** Start of DATA ROWS **

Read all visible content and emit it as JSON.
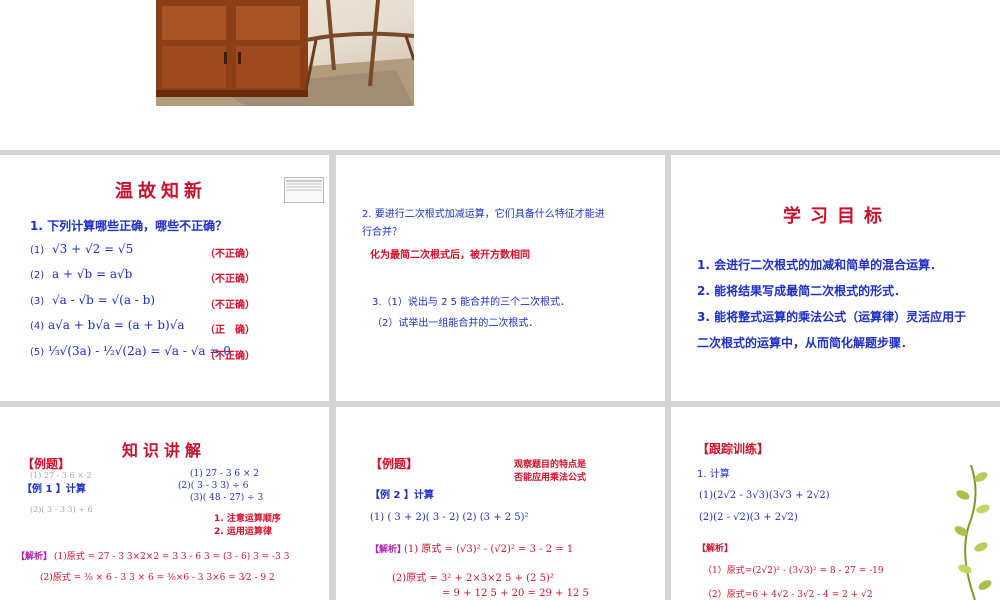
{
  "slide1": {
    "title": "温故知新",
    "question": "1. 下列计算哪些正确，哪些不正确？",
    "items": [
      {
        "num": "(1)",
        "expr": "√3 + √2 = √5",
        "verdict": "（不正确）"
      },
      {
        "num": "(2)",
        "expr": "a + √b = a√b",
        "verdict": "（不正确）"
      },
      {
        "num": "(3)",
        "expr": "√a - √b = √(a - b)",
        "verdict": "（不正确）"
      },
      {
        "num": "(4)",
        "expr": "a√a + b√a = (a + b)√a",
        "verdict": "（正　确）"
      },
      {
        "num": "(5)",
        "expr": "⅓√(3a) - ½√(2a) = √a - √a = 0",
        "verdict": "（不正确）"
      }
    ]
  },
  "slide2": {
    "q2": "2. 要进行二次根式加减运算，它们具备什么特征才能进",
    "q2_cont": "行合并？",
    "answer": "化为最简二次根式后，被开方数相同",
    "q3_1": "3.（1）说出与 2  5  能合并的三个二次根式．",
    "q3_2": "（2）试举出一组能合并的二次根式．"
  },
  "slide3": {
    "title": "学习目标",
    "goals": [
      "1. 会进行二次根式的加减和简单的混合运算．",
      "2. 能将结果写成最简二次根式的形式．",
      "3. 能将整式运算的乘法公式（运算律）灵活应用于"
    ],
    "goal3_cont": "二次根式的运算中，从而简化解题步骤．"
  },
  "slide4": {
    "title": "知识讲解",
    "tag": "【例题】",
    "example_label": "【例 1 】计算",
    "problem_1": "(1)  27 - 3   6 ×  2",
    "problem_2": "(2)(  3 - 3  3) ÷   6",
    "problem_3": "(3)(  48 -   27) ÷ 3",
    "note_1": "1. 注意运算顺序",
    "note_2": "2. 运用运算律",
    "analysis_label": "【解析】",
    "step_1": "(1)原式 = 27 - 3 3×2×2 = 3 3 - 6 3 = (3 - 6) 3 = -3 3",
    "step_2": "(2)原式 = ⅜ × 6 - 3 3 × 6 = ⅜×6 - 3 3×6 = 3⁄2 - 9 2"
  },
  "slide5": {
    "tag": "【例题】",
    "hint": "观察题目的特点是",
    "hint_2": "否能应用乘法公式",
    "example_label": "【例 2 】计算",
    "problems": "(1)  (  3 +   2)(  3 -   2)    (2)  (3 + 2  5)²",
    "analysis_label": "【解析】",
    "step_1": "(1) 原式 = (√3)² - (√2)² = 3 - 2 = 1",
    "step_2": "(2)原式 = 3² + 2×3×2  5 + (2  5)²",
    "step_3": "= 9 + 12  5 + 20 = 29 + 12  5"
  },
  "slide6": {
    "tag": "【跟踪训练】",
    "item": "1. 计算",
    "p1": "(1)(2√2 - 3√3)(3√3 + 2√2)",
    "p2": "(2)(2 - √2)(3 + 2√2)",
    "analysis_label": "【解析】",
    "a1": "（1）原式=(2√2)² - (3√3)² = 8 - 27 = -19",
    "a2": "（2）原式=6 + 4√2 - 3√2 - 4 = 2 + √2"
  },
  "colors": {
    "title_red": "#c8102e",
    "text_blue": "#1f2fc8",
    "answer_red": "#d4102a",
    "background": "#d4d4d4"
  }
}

** End of DATA ROWS **
** Start of DATA ROWS **

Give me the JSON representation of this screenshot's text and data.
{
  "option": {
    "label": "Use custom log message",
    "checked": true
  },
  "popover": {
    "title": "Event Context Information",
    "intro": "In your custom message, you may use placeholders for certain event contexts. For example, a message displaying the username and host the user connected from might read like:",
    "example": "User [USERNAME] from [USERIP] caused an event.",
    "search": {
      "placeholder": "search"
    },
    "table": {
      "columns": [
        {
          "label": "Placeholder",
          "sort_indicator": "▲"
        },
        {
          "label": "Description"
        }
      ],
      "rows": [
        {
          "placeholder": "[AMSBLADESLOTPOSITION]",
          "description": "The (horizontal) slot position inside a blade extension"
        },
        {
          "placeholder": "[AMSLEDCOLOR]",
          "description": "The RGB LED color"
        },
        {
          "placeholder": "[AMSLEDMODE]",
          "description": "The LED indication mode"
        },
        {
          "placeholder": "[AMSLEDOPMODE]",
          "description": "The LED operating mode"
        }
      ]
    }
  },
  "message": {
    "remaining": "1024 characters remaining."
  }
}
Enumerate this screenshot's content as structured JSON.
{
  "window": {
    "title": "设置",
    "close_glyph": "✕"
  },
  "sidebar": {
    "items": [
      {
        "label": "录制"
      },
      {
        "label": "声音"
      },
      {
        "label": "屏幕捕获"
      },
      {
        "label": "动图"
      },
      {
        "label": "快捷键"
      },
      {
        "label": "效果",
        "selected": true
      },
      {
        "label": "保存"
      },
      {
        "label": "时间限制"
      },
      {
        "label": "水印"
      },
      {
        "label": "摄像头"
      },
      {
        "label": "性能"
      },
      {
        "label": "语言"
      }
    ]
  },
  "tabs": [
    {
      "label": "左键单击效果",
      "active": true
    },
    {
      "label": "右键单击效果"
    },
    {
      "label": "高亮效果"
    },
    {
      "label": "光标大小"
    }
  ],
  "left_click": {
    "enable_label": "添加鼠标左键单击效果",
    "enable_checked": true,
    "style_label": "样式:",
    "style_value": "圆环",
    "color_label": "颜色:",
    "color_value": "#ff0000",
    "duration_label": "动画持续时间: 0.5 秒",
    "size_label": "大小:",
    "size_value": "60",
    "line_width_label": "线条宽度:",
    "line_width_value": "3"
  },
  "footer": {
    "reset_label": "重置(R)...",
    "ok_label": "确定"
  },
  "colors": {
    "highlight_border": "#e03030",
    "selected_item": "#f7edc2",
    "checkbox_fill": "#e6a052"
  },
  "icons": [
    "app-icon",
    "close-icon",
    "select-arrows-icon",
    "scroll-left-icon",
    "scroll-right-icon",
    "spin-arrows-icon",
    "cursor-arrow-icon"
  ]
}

** End of DATA ROWS **
** Start of DATA ROWS **

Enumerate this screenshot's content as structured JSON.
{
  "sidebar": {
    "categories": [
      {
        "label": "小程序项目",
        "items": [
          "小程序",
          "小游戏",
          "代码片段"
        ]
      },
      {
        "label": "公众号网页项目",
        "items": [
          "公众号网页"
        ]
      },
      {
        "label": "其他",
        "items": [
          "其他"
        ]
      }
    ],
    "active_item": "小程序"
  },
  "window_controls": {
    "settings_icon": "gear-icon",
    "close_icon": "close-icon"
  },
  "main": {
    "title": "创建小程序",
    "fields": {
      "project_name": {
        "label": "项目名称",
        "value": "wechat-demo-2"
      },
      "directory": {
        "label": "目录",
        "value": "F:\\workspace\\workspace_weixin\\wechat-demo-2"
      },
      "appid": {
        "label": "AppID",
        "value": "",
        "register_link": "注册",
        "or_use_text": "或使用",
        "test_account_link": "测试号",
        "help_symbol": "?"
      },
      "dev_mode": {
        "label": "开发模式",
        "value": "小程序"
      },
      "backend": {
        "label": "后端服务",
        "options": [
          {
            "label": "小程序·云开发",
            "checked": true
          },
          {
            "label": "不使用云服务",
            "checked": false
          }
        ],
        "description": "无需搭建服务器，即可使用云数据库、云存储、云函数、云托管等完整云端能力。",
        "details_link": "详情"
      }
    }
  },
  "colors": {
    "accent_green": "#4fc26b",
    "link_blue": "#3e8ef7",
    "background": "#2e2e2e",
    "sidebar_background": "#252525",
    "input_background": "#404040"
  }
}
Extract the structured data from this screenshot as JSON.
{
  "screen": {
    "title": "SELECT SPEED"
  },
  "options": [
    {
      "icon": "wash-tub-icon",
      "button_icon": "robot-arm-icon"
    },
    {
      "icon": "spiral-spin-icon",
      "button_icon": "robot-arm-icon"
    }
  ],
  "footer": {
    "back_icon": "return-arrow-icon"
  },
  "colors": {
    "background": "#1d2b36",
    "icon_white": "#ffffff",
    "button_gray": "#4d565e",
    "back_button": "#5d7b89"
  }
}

** End of DATA ROWS **

WHAT NEEDS TO BE DONE:
Copy the lines from the entries above in which the word "screenshot" appears.

TASK RESULT:
Give me the JSON representation of this screenshot's text and data.
Enumerate this screenshot's content as structured JSON.
Enumerate this screenshot's content as structured JSON.
Extract the structured data from this screenshot as JSON.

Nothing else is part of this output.